TASK INSTRUCTIONS:
Locate the string "нужд" in the listing below. Copy every line where it is found.

(Saved entries)
+ + +

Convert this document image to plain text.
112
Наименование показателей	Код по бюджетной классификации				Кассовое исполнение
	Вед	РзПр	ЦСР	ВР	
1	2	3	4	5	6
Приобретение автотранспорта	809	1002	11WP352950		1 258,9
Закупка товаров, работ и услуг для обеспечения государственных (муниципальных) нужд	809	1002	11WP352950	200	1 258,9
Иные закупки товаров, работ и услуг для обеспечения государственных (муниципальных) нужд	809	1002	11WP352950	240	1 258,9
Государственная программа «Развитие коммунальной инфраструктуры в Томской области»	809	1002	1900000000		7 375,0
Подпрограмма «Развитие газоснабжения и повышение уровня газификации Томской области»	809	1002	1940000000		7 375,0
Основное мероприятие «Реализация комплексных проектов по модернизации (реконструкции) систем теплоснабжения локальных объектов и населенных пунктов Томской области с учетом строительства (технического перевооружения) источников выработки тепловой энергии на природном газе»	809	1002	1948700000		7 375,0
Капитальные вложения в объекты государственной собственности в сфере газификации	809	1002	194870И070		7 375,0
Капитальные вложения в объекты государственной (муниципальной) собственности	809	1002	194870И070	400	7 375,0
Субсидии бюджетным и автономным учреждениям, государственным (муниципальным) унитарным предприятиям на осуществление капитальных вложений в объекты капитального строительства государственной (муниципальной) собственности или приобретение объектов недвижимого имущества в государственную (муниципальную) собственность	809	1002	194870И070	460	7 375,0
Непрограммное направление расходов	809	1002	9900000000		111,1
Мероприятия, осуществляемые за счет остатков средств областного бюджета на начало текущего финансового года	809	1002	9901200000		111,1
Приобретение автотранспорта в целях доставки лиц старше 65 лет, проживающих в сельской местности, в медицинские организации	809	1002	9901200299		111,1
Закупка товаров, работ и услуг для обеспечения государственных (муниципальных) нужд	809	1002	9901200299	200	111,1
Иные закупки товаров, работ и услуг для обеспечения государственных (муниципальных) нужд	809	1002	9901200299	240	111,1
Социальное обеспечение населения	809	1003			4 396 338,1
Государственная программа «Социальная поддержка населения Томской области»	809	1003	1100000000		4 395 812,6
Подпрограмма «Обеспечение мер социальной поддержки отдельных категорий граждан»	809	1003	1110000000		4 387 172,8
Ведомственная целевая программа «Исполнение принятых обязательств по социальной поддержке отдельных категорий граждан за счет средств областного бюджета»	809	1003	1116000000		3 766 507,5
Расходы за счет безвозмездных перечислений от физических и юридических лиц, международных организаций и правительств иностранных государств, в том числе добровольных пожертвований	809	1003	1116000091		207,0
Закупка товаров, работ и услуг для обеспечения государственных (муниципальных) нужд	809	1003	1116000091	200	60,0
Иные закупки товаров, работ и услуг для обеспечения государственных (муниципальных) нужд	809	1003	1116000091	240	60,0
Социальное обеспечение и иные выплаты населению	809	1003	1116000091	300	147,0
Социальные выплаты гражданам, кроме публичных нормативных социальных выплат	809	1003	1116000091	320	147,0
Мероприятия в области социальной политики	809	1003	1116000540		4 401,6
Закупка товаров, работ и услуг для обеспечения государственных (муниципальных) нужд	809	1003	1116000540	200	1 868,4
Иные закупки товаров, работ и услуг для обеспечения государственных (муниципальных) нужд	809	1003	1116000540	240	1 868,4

+ + +

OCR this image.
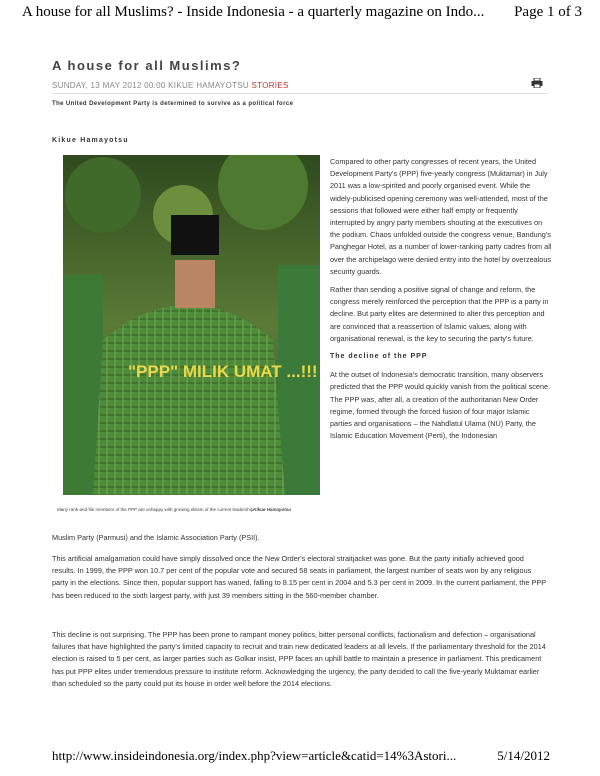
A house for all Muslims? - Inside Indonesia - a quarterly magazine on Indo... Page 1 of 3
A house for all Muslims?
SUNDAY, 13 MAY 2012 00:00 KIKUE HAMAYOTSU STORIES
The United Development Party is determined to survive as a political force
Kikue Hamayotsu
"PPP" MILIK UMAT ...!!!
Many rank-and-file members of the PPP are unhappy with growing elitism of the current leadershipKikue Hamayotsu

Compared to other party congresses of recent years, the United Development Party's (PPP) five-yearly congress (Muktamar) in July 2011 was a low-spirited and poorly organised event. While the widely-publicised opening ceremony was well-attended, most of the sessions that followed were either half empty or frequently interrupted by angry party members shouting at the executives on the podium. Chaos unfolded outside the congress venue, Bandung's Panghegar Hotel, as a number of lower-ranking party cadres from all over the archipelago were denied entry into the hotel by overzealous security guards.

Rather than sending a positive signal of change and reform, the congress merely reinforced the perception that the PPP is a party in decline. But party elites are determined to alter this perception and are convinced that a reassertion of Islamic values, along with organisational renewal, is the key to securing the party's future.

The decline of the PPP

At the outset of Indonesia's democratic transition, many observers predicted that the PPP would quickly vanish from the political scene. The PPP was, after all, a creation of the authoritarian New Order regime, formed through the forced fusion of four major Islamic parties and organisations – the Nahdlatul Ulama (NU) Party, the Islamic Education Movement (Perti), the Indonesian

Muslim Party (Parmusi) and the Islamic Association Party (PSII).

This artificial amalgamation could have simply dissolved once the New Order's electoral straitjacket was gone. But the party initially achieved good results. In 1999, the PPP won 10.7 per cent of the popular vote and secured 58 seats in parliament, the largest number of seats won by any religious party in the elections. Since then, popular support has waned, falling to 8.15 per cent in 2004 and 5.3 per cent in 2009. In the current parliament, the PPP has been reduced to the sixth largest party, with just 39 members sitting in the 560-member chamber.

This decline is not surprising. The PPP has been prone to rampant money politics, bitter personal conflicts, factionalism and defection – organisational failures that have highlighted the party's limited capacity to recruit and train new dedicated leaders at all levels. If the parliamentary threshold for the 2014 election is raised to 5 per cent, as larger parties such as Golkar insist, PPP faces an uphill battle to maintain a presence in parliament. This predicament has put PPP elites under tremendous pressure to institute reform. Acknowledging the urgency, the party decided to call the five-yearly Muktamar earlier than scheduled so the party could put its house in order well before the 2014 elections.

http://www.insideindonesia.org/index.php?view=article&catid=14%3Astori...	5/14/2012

+ + +

EXERCISE SOLUTION:
Закупка товаров, работ и услуг для обеспечения государственных (муниципальных) нужд	809	1002	11WP352950	200	1 258,9
Иные закупки товаров, работ и услуг для обеспечения государственных (муниципальных) нужд	809	1002	11WP352950	240	1 258,9
Закупка товаров, работ и услуг для обеспечения государственных (муниципальных) нужд	809	1002	9901200299	200	111,1
Иные закупки товаров, работ и услуг для обеспечения государственных (муниципальных) нужд	809	1002	9901200299	240	111,1
Закупка товаров, работ и услуг для обеспечения государственных (муниципальных) нужд	809	1003	1116000091	200	60,0
Иные закупки товаров, работ и услуг для обеспечения государственных (муниципальных) нужд	809	1003	1116000091	240	60,0
Закупка товаров, работ и услуг для обеспечения государственных (муниципальных) нужд	809	1003	1116000540	200	1 868,4
Иные закупки товаров, работ и услуг для обеспечения государственных (муниципальных) нужд	809	1003	1116000540	240	1 868,4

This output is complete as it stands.